**Entries supplied:**
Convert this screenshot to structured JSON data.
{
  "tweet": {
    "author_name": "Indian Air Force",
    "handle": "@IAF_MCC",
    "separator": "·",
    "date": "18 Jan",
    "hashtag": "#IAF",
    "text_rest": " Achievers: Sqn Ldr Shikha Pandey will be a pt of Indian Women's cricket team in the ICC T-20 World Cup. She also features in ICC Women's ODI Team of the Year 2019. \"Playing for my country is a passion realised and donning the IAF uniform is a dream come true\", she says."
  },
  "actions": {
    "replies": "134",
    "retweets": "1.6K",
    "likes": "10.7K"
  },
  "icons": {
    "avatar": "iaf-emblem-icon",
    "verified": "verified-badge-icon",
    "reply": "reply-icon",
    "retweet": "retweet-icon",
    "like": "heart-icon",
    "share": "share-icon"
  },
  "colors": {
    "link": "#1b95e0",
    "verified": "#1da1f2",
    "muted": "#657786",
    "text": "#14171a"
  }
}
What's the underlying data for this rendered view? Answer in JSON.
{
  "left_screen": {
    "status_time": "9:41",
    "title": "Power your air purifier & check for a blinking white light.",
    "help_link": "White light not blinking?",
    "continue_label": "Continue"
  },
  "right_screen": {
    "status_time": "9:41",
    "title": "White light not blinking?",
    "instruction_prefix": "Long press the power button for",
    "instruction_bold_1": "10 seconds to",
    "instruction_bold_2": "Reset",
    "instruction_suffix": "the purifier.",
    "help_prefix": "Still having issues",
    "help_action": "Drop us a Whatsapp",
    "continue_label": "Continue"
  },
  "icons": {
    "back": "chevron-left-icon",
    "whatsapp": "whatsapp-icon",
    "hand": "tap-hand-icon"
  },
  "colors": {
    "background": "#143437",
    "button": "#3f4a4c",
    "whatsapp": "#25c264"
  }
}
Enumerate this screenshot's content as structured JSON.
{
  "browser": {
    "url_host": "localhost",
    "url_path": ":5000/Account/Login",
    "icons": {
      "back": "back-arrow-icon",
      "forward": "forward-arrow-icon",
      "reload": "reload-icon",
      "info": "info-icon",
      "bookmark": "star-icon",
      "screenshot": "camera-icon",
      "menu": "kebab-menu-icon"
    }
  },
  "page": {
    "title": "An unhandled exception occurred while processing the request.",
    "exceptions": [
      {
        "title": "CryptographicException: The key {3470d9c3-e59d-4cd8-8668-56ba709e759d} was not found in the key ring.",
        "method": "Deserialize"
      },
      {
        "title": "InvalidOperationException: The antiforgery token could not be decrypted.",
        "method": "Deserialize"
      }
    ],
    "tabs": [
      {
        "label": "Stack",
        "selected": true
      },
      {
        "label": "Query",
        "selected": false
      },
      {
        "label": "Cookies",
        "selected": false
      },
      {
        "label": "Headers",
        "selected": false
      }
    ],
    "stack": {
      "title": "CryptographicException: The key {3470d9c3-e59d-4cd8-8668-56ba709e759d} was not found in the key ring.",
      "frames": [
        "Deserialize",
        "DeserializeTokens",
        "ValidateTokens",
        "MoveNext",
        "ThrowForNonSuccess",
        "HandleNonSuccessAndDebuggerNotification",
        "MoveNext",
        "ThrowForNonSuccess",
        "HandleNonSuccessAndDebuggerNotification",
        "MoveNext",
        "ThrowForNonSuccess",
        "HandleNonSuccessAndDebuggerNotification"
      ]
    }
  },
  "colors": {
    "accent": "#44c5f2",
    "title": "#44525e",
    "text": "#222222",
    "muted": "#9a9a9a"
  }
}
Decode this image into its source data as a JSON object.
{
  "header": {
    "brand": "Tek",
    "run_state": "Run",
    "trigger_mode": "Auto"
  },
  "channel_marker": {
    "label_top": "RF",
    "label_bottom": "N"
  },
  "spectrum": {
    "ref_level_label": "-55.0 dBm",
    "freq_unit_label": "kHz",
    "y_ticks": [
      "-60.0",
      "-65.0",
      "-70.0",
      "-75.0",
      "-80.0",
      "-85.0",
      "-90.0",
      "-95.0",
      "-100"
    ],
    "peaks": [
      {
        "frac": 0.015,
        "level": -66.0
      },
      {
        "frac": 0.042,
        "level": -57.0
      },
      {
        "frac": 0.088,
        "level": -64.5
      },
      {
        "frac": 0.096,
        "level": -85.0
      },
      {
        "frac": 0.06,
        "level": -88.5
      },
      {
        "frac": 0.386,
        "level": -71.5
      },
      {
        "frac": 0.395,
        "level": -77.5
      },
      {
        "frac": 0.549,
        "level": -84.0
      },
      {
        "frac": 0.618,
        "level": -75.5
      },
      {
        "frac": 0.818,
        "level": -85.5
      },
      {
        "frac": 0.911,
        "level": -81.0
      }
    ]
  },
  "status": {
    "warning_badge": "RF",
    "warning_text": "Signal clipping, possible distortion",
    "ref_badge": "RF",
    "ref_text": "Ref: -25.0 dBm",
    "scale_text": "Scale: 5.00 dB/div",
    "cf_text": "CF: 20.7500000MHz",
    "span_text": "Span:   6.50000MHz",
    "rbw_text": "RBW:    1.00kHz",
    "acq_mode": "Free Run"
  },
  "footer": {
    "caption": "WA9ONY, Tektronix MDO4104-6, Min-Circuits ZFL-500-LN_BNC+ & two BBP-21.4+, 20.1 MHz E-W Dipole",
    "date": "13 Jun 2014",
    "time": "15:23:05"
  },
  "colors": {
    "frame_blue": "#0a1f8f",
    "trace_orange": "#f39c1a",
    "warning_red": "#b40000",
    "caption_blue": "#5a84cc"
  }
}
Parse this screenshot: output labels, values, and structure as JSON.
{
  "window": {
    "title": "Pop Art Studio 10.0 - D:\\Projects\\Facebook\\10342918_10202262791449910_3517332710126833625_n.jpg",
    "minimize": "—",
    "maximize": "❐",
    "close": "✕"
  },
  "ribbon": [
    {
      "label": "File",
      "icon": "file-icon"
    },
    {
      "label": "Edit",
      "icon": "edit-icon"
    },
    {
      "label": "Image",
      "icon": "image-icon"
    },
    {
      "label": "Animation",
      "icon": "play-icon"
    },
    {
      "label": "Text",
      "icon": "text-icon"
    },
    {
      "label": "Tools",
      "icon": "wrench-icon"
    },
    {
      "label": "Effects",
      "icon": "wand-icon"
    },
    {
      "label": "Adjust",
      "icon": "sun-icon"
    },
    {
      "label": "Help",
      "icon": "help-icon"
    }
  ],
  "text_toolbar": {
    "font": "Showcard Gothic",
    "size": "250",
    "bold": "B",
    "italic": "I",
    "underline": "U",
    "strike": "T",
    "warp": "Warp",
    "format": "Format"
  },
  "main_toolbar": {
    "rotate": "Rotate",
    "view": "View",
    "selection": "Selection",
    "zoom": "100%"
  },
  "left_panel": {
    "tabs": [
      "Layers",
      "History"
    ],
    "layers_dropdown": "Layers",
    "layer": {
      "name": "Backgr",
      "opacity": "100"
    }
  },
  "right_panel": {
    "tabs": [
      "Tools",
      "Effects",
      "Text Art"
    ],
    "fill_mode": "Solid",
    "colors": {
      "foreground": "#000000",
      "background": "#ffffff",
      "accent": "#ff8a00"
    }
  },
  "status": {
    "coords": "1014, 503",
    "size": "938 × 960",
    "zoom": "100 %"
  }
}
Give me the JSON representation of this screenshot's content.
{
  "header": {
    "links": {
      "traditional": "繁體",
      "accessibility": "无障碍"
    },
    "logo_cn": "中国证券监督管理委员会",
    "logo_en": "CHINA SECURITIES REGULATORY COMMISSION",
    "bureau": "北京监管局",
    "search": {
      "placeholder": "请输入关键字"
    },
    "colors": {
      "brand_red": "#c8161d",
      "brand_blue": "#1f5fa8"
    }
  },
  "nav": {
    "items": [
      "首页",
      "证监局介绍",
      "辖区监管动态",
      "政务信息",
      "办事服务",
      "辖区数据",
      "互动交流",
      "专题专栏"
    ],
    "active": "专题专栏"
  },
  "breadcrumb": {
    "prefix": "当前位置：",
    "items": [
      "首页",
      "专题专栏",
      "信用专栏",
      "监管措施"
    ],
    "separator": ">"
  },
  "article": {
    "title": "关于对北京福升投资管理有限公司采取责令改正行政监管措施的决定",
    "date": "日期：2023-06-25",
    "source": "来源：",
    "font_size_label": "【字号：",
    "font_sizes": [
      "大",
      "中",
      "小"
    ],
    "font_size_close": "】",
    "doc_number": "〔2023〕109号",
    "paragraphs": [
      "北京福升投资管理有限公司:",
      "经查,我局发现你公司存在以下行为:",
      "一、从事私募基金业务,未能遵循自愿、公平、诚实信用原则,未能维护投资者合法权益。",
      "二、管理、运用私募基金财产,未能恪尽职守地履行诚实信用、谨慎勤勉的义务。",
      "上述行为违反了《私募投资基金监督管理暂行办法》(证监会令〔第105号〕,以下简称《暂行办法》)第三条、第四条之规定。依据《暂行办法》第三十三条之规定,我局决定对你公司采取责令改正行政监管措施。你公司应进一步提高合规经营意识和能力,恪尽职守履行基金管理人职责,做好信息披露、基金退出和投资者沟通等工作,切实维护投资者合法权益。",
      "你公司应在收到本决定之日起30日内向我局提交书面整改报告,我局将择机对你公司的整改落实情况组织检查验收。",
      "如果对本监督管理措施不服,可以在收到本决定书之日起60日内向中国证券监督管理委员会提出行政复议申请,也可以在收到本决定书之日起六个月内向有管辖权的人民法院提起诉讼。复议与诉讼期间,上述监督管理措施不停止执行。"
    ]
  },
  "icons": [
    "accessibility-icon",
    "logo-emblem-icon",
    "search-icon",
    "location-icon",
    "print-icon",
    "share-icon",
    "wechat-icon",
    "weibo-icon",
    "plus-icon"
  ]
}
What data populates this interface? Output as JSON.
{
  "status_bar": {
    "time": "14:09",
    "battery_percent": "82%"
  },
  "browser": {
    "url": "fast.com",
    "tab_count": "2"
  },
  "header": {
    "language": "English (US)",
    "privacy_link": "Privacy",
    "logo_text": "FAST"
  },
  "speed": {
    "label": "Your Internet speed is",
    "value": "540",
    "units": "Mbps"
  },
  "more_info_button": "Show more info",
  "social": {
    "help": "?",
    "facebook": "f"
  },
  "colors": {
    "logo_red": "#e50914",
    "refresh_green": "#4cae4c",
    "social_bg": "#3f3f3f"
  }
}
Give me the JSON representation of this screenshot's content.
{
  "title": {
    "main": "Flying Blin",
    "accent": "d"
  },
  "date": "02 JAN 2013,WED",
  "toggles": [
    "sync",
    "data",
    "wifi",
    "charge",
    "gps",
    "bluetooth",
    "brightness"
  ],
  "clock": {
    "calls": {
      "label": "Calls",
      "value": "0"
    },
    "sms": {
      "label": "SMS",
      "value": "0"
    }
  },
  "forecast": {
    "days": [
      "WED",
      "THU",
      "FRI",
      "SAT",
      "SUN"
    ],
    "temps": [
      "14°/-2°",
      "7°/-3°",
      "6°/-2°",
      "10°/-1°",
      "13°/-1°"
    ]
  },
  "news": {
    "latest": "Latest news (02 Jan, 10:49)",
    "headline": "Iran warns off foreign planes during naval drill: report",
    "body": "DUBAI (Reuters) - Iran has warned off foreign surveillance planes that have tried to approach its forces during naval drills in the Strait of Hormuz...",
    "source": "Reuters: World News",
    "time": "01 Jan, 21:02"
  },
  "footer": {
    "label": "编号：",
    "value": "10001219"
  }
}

**What to produce:**
Copy out every line in the listing where the word "data" appears.

**Output of the task:**
Convert this screenshot to structured JSON data.
What's the underlying data for this rendered view? Answer in JSON.
Decode this image into its source data as a JSON object.
What data populates this interface? Output as JSON.
    "data",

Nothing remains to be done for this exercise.